Spatial annotation entries:
==============================

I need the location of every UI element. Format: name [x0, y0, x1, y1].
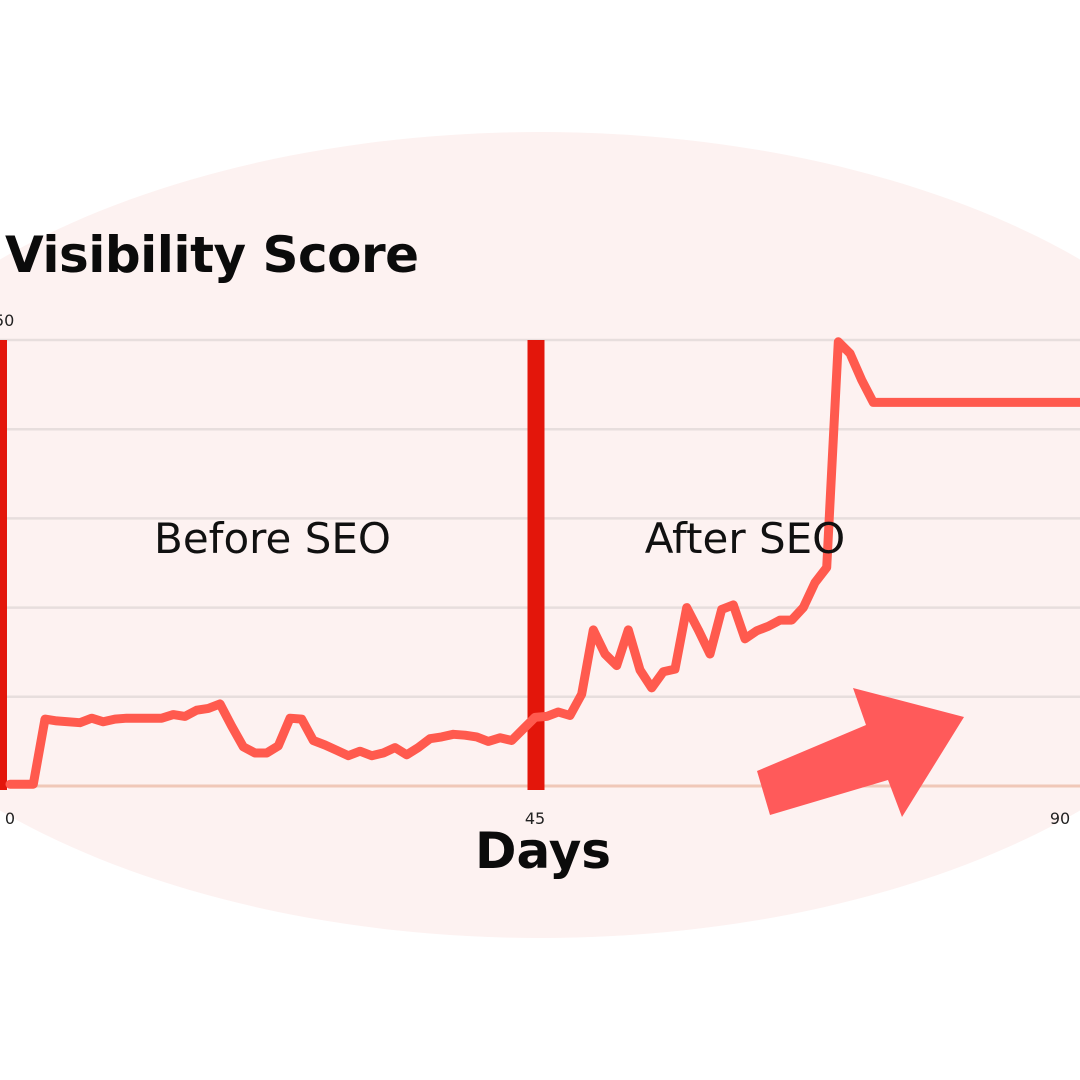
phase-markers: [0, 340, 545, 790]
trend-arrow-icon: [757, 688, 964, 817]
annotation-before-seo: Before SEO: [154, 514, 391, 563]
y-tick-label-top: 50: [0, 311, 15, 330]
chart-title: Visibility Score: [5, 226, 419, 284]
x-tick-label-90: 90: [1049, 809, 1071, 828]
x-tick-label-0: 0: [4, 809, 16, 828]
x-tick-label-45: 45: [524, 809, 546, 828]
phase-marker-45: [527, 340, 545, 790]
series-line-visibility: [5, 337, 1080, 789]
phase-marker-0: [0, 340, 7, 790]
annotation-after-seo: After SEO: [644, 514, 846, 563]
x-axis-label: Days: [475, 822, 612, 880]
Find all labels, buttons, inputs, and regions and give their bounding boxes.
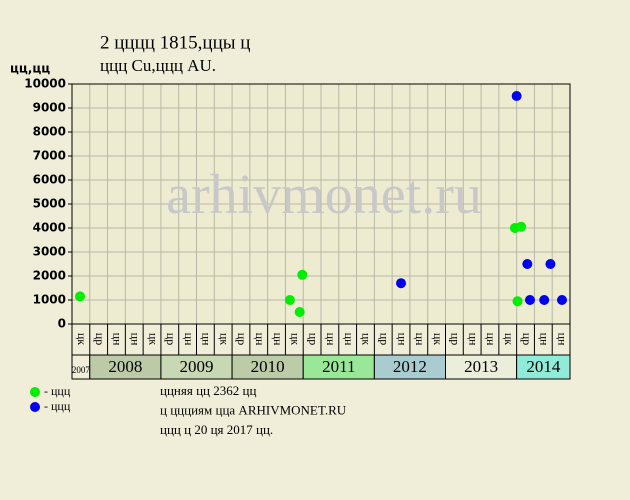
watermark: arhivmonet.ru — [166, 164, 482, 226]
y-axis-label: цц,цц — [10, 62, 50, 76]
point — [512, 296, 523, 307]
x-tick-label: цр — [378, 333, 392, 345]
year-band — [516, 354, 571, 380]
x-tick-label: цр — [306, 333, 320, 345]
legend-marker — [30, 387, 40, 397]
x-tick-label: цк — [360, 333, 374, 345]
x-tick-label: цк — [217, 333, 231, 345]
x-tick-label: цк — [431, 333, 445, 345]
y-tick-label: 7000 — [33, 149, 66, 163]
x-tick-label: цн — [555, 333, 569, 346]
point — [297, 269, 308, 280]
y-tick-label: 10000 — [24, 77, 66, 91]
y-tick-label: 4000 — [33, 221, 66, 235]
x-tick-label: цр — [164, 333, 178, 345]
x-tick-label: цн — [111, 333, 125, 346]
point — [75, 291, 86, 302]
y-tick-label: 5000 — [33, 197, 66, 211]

==============================

● What needs to be done:
Return every line of both entries above, unchanged, and leave out the picture lines.

● Completed exercise:
I need the location of every UI element. Format: name [x0, y0, x1, y1].
phase-markers: [0, 340, 545, 790]
trend-arrow-icon: [757, 688, 964, 817]
annotation-before-seo: Before SEO: [154, 514, 391, 563]
y-tick-label-top: 50: [0, 311, 15, 330]
chart-title: Visibility Score: [5, 226, 419, 284]
x-tick-label-90: 90: [1049, 809, 1071, 828]
x-tick-label-0: 0: [4, 809, 16, 828]
x-tick-label-45: 45: [524, 809, 546, 828]
phase-marker-45: [527, 340, 545, 790]
series-line-visibility: [5, 337, 1080, 789]
phase-marker-0: [0, 340, 7, 790]
annotation-after-seo: After SEO: [644, 514, 846, 563]
x-axis-label: Days: [475, 822, 612, 880]
Find all labels, buttons, inputs, and regions and give their bounding boxes.
watermark: arhivmonet.ru — [166, 164, 482, 226]
y-axis-label: цц,цц — [10, 62, 50, 76]
point — [512, 296, 523, 307]
x-tick-label: цр — [378, 333, 392, 345]
year-band — [516, 354, 571, 380]
x-tick-label: цр — [306, 333, 320, 345]
legend-marker — [30, 387, 40, 397]
x-tick-label: цк — [360, 333, 374, 345]
x-tick-label: цк — [217, 333, 231, 345]
x-tick-label: цк — [431, 333, 445, 345]
y-tick-label: 7000 — [33, 149, 66, 163]
x-tick-label: цн — [555, 333, 569, 346]
point — [297, 269, 308, 280]
y-tick-label: 10000 — [24, 77, 66, 91]
y-tick-label: 4000 — [33, 221, 66, 235]
x-tick-label: цр — [164, 333, 178, 345]
x-tick-label: цн — [111, 333, 125, 346]
point — [75, 291, 86, 302]
y-tick-label: 5000 — [33, 197, 66, 211]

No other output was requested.